(Dataset excerpt)
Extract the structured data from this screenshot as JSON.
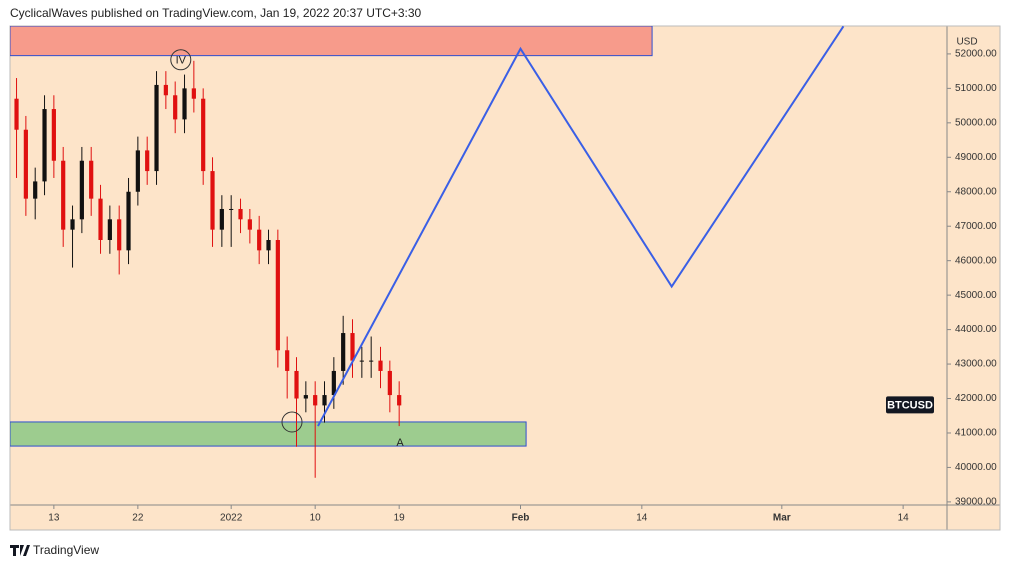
{
  "header": "CyclicalWaves published on TradingView.com, Jan 19, 2022 20:37 UTC+3:30",
  "footer": "TradingView",
  "chart_data": {
    "type": "candlestick",
    "symbol": "BTCUSD",
    "currency": "USD",
    "background": "#fde4c9",
    "up_color": "#111111",
    "down_color": "#e01010",
    "xlim": [
      -4.7,
      95.7
    ],
    "xticks": [
      {
        "value": 0,
        "label": "13"
      },
      {
        "value": 9,
        "label": "22"
      },
      {
        "value": 19,
        "label": "2022"
      },
      {
        "value": 28,
        "label": "10"
      },
      {
        "value": 37,
        "label": "19"
      },
      {
        "value": 50,
        "label": "Feb"
      },
      {
        "value": 63,
        "label": "14"
      },
      {
        "value": 78,
        "label": "Mar"
      },
      {
        "value": 91,
        "label": "14"
      }
    ],
    "ylim": [
      38910,
      52810
    ],
    "yticks": [
      {
        "value": 39000,
        "label": "39000.00"
      },
      {
        "value": 40000,
        "label": "40000.00"
      },
      {
        "value": 41000,
        "label": "41000.00"
      },
      {
        "value": 42000,
        "label": "42000.00"
      },
      {
        "value": 43000,
        "label": "43000.00"
      },
      {
        "value": 44000,
        "label": "44000.00"
      },
      {
        "value": 45000,
        "label": "45000.00"
      },
      {
        "value": 46000,
        "label": "46000.00"
      },
      {
        "value": 47000,
        "label": "47000.00"
      },
      {
        "value": 48000,
        "label": "48000.00"
      },
      {
        "value": 49000,
        "label": "49000.00"
      },
      {
        "value": 50000,
        "label": "50000.00"
      },
      {
        "value": 51000,
        "label": "51000.00"
      },
      {
        "value": 52000,
        "label": "52000.00"
      }
    ],
    "x": [
      -4,
      -3,
      -2,
      -1,
      0,
      1,
      2,
      3,
      4,
      5,
      6,
      7,
      8,
      9,
      10,
      11,
      12,
      13,
      14,
      15,
      16,
      17,
      18,
      19,
      20,
      21,
      22,
      23,
      24,
      25,
      26,
      27,
      28,
      29,
      30,
      31,
      32,
      33,
      34,
      35,
      36,
      37
    ],
    "open": [
      50700,
      49800,
      47800,
      48300,
      50400,
      48900,
      46900,
      47200,
      48900,
      47800,
      46600,
      47200,
      46300,
      48000,
      49200,
      48600,
      51100,
      50800,
      50100,
      51000,
      50700,
      48600,
      46900,
      47500,
      47500,
      47200,
      46900,
      46300,
      46600,
      43400,
      42800,
      42000,
      42100,
      41800,
      42100,
      42800,
      43900,
      43100,
      43100,
      43100,
      42800,
      42100
    ],
    "high": [
      51300,
      50200,
      48700,
      50800,
      50800,
      49300,
      47600,
      49300,
      49300,
      48200,
      47600,
      47600,
      48400,
      49600,
      49600,
      51500,
      51500,
      51200,
      51400,
      51800,
      51000,
      49000,
      47900,
      47900,
      47800,
      47500,
      47300,
      46900,
      46900,
      43800,
      43200,
      42500,
      42500,
      42500,
      43200,
      44400,
      44300,
      43500,
      43800,
      43500,
      43100,
      42500
    ],
    "low": [
      48400,
      47300,
      47200,
      47900,
      48400,
      46400,
      45800,
      46800,
      47300,
      46200,
      46200,
      45600,
      45900,
      47600,
      48200,
      48200,
      50400,
      49700,
      49700,
      50300,
      48200,
      46400,
      46400,
      46400,
      46800,
      46500,
      45900,
      45900,
      42900,
      42000,
      40600,
      41600,
      39700,
      41300,
      41700,
      42400,
      42600,
      42600,
      42600,
      42300,
      41600,
      41200
    ],
    "close": [
      49800,
      47800,
      48300,
      50400,
      48900,
      46900,
      47200,
      48900,
      47800,
      46600,
      47200,
      46300,
      48000,
      49200,
      48600,
      51100,
      50800,
      50100,
      51000,
      50700,
      48600,
      46900,
      47500,
      47500,
      47200,
      46900,
      46300,
      46600,
      43400,
      42800,
      42000,
      42100,
      41800,
      42100,
      42800,
      43900,
      43100,
      43100,
      43100,
      42800,
      42100,
      41800
    ],
    "zones": [
      {
        "color": "#f79b8b",
        "x0": -4.7,
        "x1": 64.1,
        "low": 51950,
        "high": 52810
      },
      {
        "color": "#9dcc8f",
        "x0": -4.7,
        "x1": 50.6,
        "low": 40620,
        "high": 41320
      }
    ],
    "projection": {
      "color": "#3a5fe6",
      "x": [
        28.3,
        50,
        66.2,
        84.6
      ],
      "values": [
        41200,
        52150,
        45250,
        52800
      ]
    },
    "annotations": [
      {
        "text": "IV",
        "x": 13.6,
        "y": 51830
      },
      {
        "text": "A",
        "x": 37.1,
        "y": 40740
      }
    ]
  }
}
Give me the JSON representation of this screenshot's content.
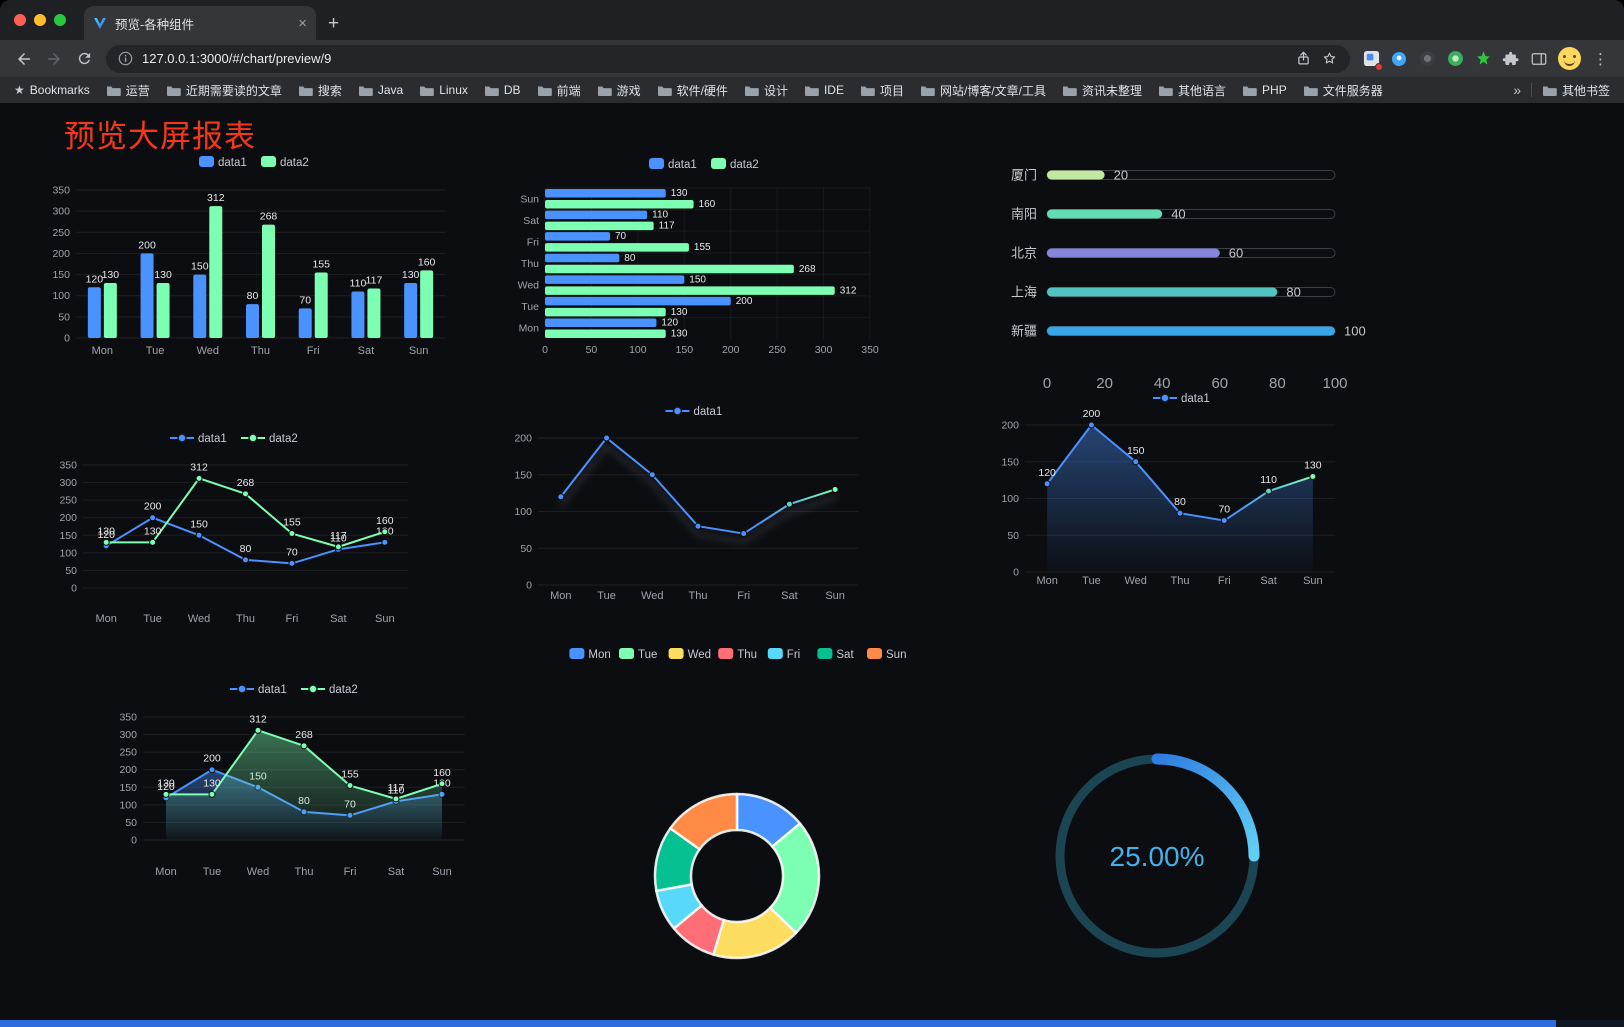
{
  "browser": {
    "tab": {
      "title": "预览-各种组件",
      "close_glyph": "×"
    },
    "new_tab_glyph": "+",
    "toolbar": {
      "url": "127.0.0.1:3000/#/chart/preview/9"
    },
    "bookmarks_bar": {
      "star_glyph": "★",
      "label": "Bookmarks",
      "items": [
        "运营",
        "近期需要读的文章",
        "搜索",
        "Java",
        "Linux",
        "DB",
        "前端",
        "游戏",
        "软件/硬件",
        "设计",
        "IDE",
        "项目",
        "网站/博客/文章/工具",
        "资讯未整理",
        "其他语言",
        "PHP",
        "文件服务器"
      ],
      "overflow_glyph": "»",
      "other_label": "其他书签"
    }
  },
  "page": {
    "title": "预览大屏报表",
    "title_color": "#f5381c"
  },
  "palette": {
    "blue": "#4992ff",
    "green": "#7cffb2",
    "yellow": "#fddd60",
    "red": "#ff6e76",
    "lightblue": "#58d9f9",
    "teal": "#05c091",
    "orange": "#ff8a45",
    "axis_text": "#9fa3ad",
    "legend_text": "#c7c9d4",
    "label_text": "#e8e8ea"
  },
  "chart_data": [
    {
      "id": "grouped-bar",
      "type": "bar",
      "categories": [
        "Mon",
        "Tue",
        "Wed",
        "Thu",
        "Fri",
        "Sat",
        "Sun"
      ],
      "series": [
        {
          "name": "data1",
          "color": "#4992ff",
          "values": [
            120,
            200,
            150,
            80,
            70,
            110,
            130
          ]
        },
        {
          "name": "data2",
          "color": "#7cffb2",
          "values": [
            130,
            130,
            312,
            268,
            155,
            117,
            160
          ]
        }
      ],
      "ylim": [
        0,
        350
      ],
      "yticks": [
        0,
        50,
        100,
        150,
        200,
        250,
        300,
        350
      ],
      "legend": [
        "data1",
        "data2"
      ],
      "legend_position": "top",
      "value_labels": true,
      "grid": true
    },
    {
      "id": "horizontal-bar",
      "type": "bar",
      "orientation": "horizontal",
      "categories": [
        "Mon",
        "Tue",
        "Wed",
        "Thu",
        "Fri",
        "Sat",
        "Sun"
      ],
      "series": [
        {
          "name": "data1",
          "color": "#4992ff",
          "values": [
            120,
            200,
            150,
            80,
            70,
            110,
            130
          ]
        },
        {
          "name": "data2",
          "color": "#7cffb2",
          "values": [
            130,
            130,
            312,
            268,
            155,
            117,
            160
          ]
        }
      ],
      "xlim": [
        0,
        350
      ],
      "xticks": [
        0,
        50,
        100,
        150,
        200,
        250,
        300,
        350
      ],
      "legend": [
        "data1",
        "data2"
      ],
      "legend_position": "top",
      "value_labels": true,
      "grid": true
    },
    {
      "id": "city-progress",
      "type": "bar",
      "orientation": "horizontal",
      "categories": [
        "厦门",
        "南阳",
        "北京",
        "上海",
        "新疆"
      ],
      "values": [
        20,
        40,
        60,
        80,
        100
      ],
      "colors": [
        "#c3e89f",
        "#63dcb4",
        "#8784dc",
        "#52c4c0",
        "#38a5e8"
      ],
      "xlim": [
        0,
        100
      ],
      "xticks": [
        0,
        20,
        40,
        60,
        80,
        100
      ],
      "value_labels": true
    },
    {
      "id": "line-two-series",
      "type": "line",
      "categories": [
        "Mon",
        "Tue",
        "Wed",
        "Thu",
        "Fri",
        "Sat",
        "Sun"
      ],
      "series": [
        {
          "name": "data1",
          "color": "#4992ff",
          "values": [
            120,
            200,
            150,
            80,
            70,
            110,
            130
          ]
        },
        {
          "name": "data2",
          "color": "#7cffb2",
          "values": [
            130,
            130,
            312,
            268,
            155,
            117,
            160
          ]
        }
      ],
      "ylim": [
        0,
        350
      ],
      "yticks": [
        0,
        50,
        100,
        150,
        200,
        250,
        300,
        350
      ],
      "legend": [
        "data1",
        "data2"
      ],
      "legend_position": "top",
      "value_labels": true,
      "grid": true
    },
    {
      "id": "gradient-line",
      "type": "line",
      "categories": [
        "Mon",
        "Tue",
        "Wed",
        "Thu",
        "Fri",
        "Sat",
        "Sun"
      ],
      "series": [
        {
          "name": "data1",
          "color": "#4992ff",
          "color_end": "#7cffb2",
          "values": [
            120,
            200,
            150,
            80,
            70,
            110,
            130
          ]
        }
      ],
      "ylim": [
        0,
        200
      ],
      "yticks": [
        0,
        50,
        100,
        150,
        200
      ],
      "legend": [
        "data1"
      ],
      "legend_position": "top",
      "value_labels": false,
      "grid": true
    },
    {
      "id": "area-line",
      "type": "area",
      "categories": [
        "Mon",
        "Tue",
        "Wed",
        "Thu",
        "Fri",
        "Sat",
        "Sun"
      ],
      "series": [
        {
          "name": "data1",
          "color": "#4992ff",
          "color_end": "#7cffb2",
          "values": [
            120,
            200,
            150,
            80,
            70,
            110,
            130
          ]
        }
      ],
      "ylim": [
        0,
        200
      ],
      "yticks": [
        0,
        50,
        100,
        150,
        200
      ],
      "legend": [
        "data1"
      ],
      "legend_position": "top",
      "value_labels": true,
      "grid": true
    },
    {
      "id": "area-two-series",
      "type": "area",
      "categories": [
        "Mon",
        "Tue",
        "Wed",
        "Thu",
        "Fri",
        "Sat",
        "Sun"
      ],
      "series": [
        {
          "name": "data1",
          "color": "#4992ff",
          "values": [
            120,
            200,
            150,
            80,
            70,
            110,
            130
          ]
        },
        {
          "name": "data2",
          "color": "#7cffb2",
          "values": [
            130,
            130,
            312,
            268,
            155,
            117,
            160
          ]
        }
      ],
      "ylim": [
        0,
        350
      ],
      "yticks": [
        0,
        50,
        100,
        150,
        200,
        250,
        300,
        350
      ],
      "legend": [
        "data1",
        "data2"
      ],
      "legend_position": "top",
      "value_labels": true,
      "grid": true
    },
    {
      "id": "week-donut",
      "type": "pie",
      "donut": true,
      "labels": [
        "Mon",
        "Tue",
        "Wed",
        "Thu",
        "Fri",
        "Sat",
        "Sun"
      ],
      "values": [
        120,
        200,
        150,
        80,
        70,
        110,
        130
      ],
      "colors": [
        "#4992ff",
        "#7cffb2",
        "#fddd60",
        "#ff6e76",
        "#58d9f9",
        "#05c091",
        "#ff8a45"
      ],
      "legend_position": "top"
    },
    {
      "id": "percent-gauge",
      "type": "gauge",
      "value": 25,
      "max": 100,
      "label": "25.00%",
      "arc_color_start": "#2f7de0",
      "arc_color_end": "#62d0f5",
      "track_color": "#1b4552",
      "text_color": "#41b2ea"
    }
  ]
}
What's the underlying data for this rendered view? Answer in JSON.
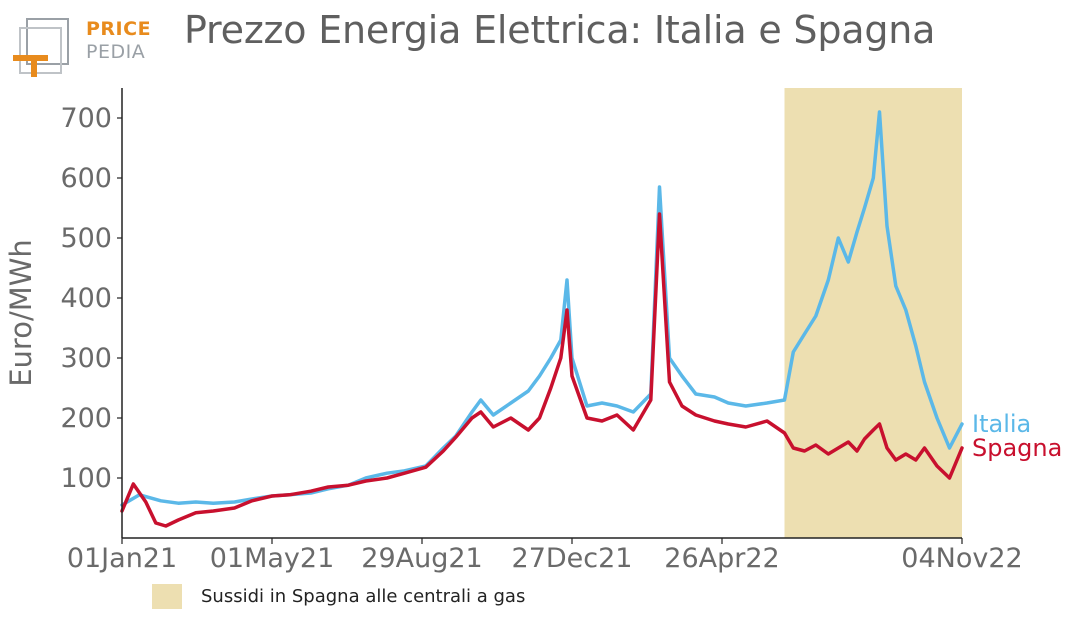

Set exercise »
Copy out every line of the data that includes the word "this".

Solution »
Extract the structured data from this screenshot as JSON.
Give me the JSON representation of this screenshot's content.
What's the underlying data for this rendered view? Answer in JSON.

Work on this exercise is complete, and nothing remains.